How & When Disk Scrubbing Work
The activity of disk scrubbing handles by the Exadata system
automatically and it only works when the disk usage in the storage server is
less than 25% so that it doesn’t impact database performance, Disk scrubbing feature
works in error correct code (ECC) of HDDs.
How Disk Scrubbing differs from backup to check corrupted block
In a real-time scenario
we use block change tracking and RMAN unused block compression which means it’ll
not read those block which has not been modified since the last backup and skip
empty block altogether and apart from that read through backup only done on the
primary group but what happen if the bad sector lies in the secondary or tertiary
copies in case we use high redundancy which Exadata recommend to support
maximum availability feature (MAA) , so there may be a chance that bad sector
to appear on the mirror disk if scrubbing of all disk did not takes place.

• _Data extract_

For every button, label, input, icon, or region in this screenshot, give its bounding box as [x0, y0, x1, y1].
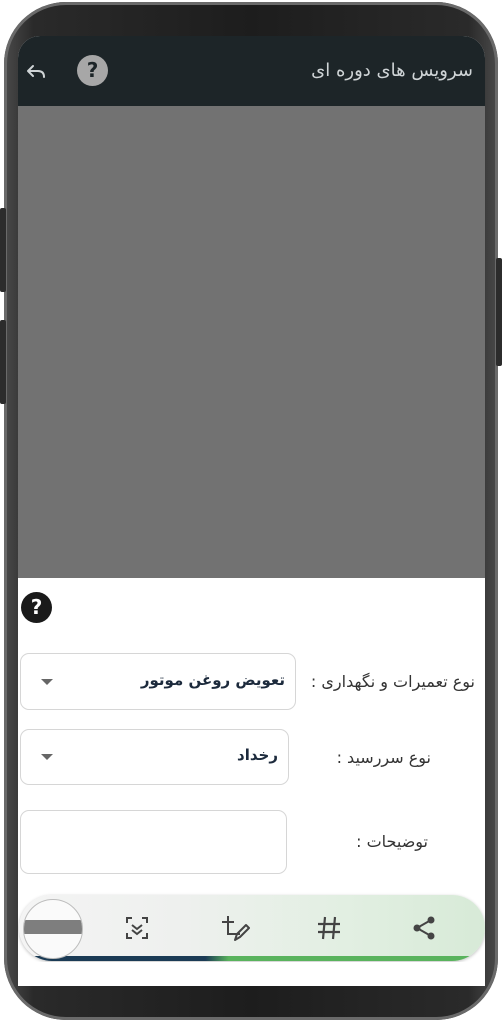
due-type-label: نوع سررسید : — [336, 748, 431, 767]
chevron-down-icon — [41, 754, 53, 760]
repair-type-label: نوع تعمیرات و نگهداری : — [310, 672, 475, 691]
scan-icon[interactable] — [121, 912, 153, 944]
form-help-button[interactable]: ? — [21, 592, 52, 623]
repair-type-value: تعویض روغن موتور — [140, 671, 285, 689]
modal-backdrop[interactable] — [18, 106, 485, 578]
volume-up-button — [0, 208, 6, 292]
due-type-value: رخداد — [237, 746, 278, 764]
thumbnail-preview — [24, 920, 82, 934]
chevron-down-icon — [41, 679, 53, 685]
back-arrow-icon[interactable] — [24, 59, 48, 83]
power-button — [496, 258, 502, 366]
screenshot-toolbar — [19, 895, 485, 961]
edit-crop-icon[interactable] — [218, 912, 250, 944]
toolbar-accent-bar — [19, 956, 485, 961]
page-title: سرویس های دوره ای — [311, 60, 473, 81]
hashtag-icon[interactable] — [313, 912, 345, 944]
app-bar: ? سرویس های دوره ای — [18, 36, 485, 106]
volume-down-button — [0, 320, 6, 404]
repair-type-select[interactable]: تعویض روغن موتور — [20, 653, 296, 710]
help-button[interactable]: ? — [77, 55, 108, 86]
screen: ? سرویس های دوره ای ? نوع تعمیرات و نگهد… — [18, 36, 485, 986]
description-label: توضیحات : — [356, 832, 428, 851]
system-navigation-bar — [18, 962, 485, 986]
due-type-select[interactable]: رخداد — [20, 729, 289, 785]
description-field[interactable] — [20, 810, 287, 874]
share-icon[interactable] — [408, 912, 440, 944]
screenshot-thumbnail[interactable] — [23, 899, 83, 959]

• _Required task_
Please continue the piece on Exadata disk scrubbing, picking up after its final sentence.

• _Result of the task_
How Disk Scrubbing Repair Corrupted block
Disk scrubbing mainly target those sectors which are not read
recently. Data that is less & less frequently access need to be checked to
ensure that the corruption can be found early and repair it on a proactive basis,
if disk scrubbing activity will detect any kind of corruption in the disk block,
then it requests ASM to repair the bad sector from one or more mirror copy
store into other storage server that is the reason why multiple mirrors are
essential.
Scrubbing on Exadata
differs from the scrubbing performed by ASM is that the sector being scrubbed
(checked for errors) doesn’t leave the Exadata storage server, eliminating the
unnecessary network traffic and avoiding CPU consumption on the database servers.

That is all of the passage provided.